▶ **The task**:
Pictures in the records should not be copied, but every other part must be repeated exactly.
Start of Extracted material
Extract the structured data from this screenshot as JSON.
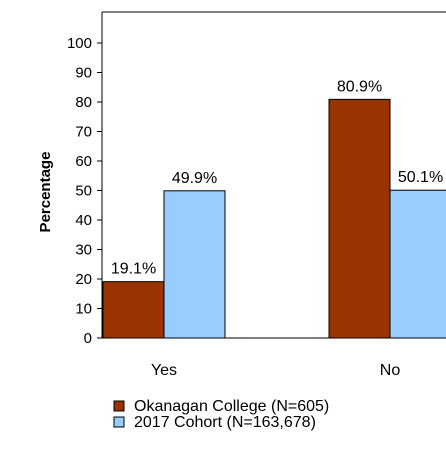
{
  "chart_data": {
    "type": "bar",
    "title": "",
    "xlabel": "",
    "ylabel": "Percentage",
    "ylim": [
      0,
      100
    ],
    "yticks": [
      0,
      10,
      20,
      30,
      40,
      50,
      60,
      70,
      80,
      90,
      100
    ],
    "categories": [
      "Yes",
      "No"
    ],
    "series": [
      {
        "name": "Okanagan College (N=605)",
        "values": [
          19.1,
          80.9
        ],
        "labels": [
          "19.1%",
          "80.9%"
        ],
        "color": "#993300"
      },
      {
        "name": "2017 Cohort (N=163,678)",
        "values": [
          49.9,
          50.1
        ],
        "labels": [
          "49.9%",
          "50.1%"
        ],
        "color": "#99ccff"
      }
    ],
    "grid": false,
    "legend_position": "bottom"
  }
}
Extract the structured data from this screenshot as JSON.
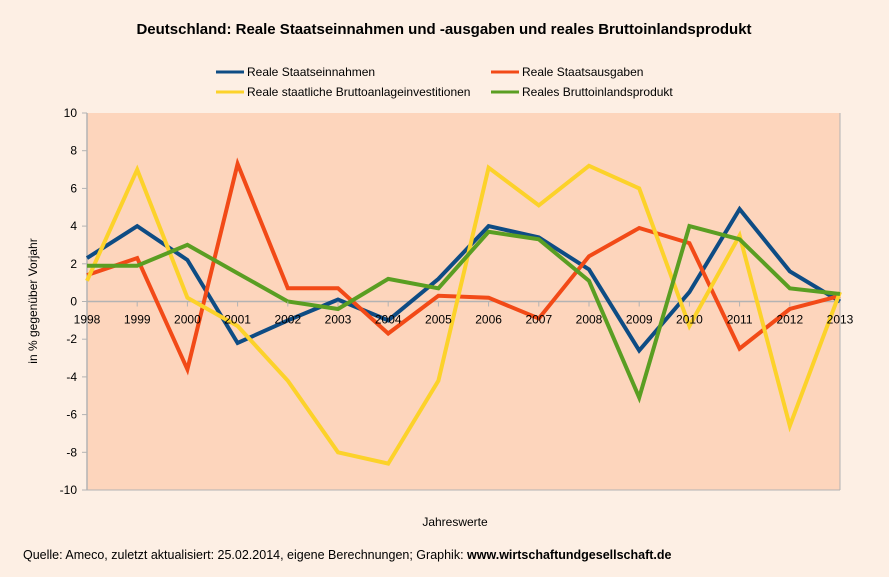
End of Extracted material
▶ **Task solution**:
Extract the structured data from this screenshot as JSON.
{
  "chart_data": {
    "type": "bar",
    "title": "",
    "xlabel": "",
    "ylabel": "Percentage",
    "ylim": [
      0,
      100
    ],
    "yticks": [
      0,
      10,
      20,
      30,
      40,
      50,
      60,
      70,
      80,
      90,
      100
    ],
    "categories": [
      "Yes",
      "No"
    ],
    "series": [
      {
        "name": "Okanagan College (N=605)",
        "values": [
          19.1,
          80.9
        ],
        "labels": [
          "19.1%",
          "80.9%"
        ],
        "color": "#993300"
      },
      {
        "name": "2017 Cohort (N=163,678)",
        "values": [
          49.9,
          50.1
        ],
        "labels": [
          "49.9%",
          "50.1%"
        ],
        "color": "#99ccff"
      }
    ],
    "grid": false,
    "legend_position": "bottom"
  }
}
Extract the structured data from this screenshot as JSON.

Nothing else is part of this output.